Exercise details
Present the following entries again, word for word and in full.
** begin **
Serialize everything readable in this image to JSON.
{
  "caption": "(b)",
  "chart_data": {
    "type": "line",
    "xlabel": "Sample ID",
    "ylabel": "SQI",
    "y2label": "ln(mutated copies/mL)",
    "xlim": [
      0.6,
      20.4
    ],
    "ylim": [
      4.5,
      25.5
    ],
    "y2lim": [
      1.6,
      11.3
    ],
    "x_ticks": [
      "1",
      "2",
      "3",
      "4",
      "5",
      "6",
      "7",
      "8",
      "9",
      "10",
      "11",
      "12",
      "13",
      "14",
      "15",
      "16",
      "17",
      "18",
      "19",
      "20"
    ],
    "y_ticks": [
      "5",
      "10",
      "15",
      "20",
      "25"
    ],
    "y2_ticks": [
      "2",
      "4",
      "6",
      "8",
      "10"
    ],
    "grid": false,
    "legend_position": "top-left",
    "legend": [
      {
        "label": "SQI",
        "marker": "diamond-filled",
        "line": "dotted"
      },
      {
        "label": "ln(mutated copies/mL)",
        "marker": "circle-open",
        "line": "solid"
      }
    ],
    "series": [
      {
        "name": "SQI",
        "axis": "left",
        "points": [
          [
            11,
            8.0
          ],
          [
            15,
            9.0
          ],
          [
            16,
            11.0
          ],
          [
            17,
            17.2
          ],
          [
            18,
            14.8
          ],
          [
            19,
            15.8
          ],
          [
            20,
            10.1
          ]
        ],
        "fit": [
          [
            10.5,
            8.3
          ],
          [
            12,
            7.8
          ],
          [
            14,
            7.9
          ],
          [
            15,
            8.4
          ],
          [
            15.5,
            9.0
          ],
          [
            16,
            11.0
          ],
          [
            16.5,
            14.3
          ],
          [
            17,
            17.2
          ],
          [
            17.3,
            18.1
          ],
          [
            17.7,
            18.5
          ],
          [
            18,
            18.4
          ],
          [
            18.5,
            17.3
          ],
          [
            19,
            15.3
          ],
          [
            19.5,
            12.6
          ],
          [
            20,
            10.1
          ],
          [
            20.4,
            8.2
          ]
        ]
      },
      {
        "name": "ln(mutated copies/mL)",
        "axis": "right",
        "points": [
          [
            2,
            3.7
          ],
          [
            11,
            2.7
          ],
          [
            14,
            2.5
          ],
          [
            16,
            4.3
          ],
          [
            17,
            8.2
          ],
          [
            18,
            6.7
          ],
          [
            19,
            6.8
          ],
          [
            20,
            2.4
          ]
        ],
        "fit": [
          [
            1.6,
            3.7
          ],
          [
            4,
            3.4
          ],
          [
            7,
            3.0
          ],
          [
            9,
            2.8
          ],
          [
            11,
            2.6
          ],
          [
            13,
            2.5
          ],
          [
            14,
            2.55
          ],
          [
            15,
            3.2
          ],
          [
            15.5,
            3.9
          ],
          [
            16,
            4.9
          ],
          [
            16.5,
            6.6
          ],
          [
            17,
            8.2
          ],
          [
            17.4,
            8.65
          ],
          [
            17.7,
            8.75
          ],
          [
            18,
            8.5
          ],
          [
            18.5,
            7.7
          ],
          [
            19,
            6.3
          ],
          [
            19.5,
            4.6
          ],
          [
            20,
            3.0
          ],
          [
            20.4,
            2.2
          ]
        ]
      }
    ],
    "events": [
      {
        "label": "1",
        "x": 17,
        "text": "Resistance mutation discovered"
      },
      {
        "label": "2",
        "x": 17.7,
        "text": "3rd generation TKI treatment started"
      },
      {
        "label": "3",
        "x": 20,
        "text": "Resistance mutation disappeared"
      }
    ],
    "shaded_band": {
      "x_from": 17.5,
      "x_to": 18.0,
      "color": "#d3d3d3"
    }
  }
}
** end **
Answer for the task
Serialize everything readable in this image to JSON.
{
  "caption": "(b)",
  "chart_data": {
    "type": "line",
    "xlabel": "Sample ID",
    "ylabel": "SQI",
    "y2label": "ln(mutated copies/mL)",
    "xlim": [
      0.6,
      20.4
    ],
    "ylim": [
      4.5,
      25.5
    ],
    "y2lim": [
      1.6,
      11.3
    ],
    "x_ticks": [
      "1",
      "2",
      "3",
      "4",
      "5",
      "6",
      "7",
      "8",
      "9",
      "10",
      "11",
      "12",
      "13",
      "14",
      "15",
      "16",
      "17",
      "18",
      "19",
      "20"
    ],
    "y_ticks": [
      "5",
      "10",
      "15",
      "20",
      "25"
    ],
    "y2_ticks": [
      "2",
      "4",
      "6",
      "8",
      "10"
    ],
    "grid": false,
    "legend_position": "top-left",
    "legend": [
      {
        "label": "SQI",
        "marker": "diamond-filled",
        "line": "dotted"
      },
      {
        "label": "ln(mutated copies/mL)",
        "marker": "circle-open",
        "line": "solid"
      }
    ],
    "series": [
      {
        "name": "SQI",
        "axis": "left",
        "points": [
          [
            11,
            8.0
          ],
          [
            15,
            9.0
          ],
          [
            16,
            11.0
          ],
          [
            17,
            17.2
          ],
          [
            18,
            14.8
          ],
          [
            19,
            15.8
          ],
          [
            20,
            10.1
          ]
        ],
        "fit": [
          [
            10.5,
            8.3
          ],
          [
            12,
            7.8
          ],
          [
            14,
            7.9
          ],
          [
            15,
            8.4
          ],
          [
            15.5,
            9.0
          ],
          [
            16,
            11.0
          ],
          [
            16.5,
            14.3
          ],
          [
            17,
            17.2
          ],
          [
            17.3,
            18.1
          ],
          [
            17.7,
            18.5
          ],
          [
            18,
            18.4
          ],
          [
            18.5,
            17.3
          ],
          [
            19,
            15.3
          ],
          [
            19.5,
            12.6
          ],
          [
            20,
            10.1
          ],
          [
            20.4,
            8.2
          ]
        ]
      },
      {
        "name": "ln(mutated copies/mL)",
        "axis": "right",
        "points": [
          [
            2,
            3.7
          ],
          [
            11,
            2.7
          ],
          [
            14,
            2.5
          ],
          [
            16,
            4.3
          ],
          [
            17,
            8.2
          ],
          [
            18,
            6.7
          ],
          [
            19,
            6.8
          ],
          [
            20,
            2.4
          ]
        ],
        "fit": [
          [
            1.6,
            3.7
          ],
          [
            4,
            3.4
          ],
          [
            7,
            3.0
          ],
          [
            9,
            2.8
          ],
          [
            11,
            2.6
          ],
          [
            13,
            2.5
          ],
          [
            14,
            2.55
          ],
          [
            15,
            3.2
          ],
          [
            15.5,
            3.9
          ],
          [
            16,
            4.9
          ],
          [
            16.5,
            6.6
          ],
          [
            17,
            8.2
          ],
          [
            17.4,
            8.65
          ],
          [
            17.7,
            8.75
          ],
          [
            18,
            8.5
          ],
          [
            18.5,
            7.7
          ],
          [
            19,
            6.3
          ],
          [
            19.5,
            4.6
          ],
          [
            20,
            3.0
          ],
          [
            20.4,
            2.2
          ]
        ]
      }
    ],
    "events": [
      {
        "label": "1",
        "x": 17,
        "text": "Resistance mutation discovered"
      },
      {
        "label": "2",
        "x": 17.7,
        "text": "3rd generation TKI treatment started"
      },
      {
        "label": "3",
        "x": 20,
        "text": "Resistance mutation disappeared"
      }
    ],
    "shaded_band": {
      "x_from": 17.5,
      "x_to": 18.0,
      "color": "#d3d3d3"
    }
  }
}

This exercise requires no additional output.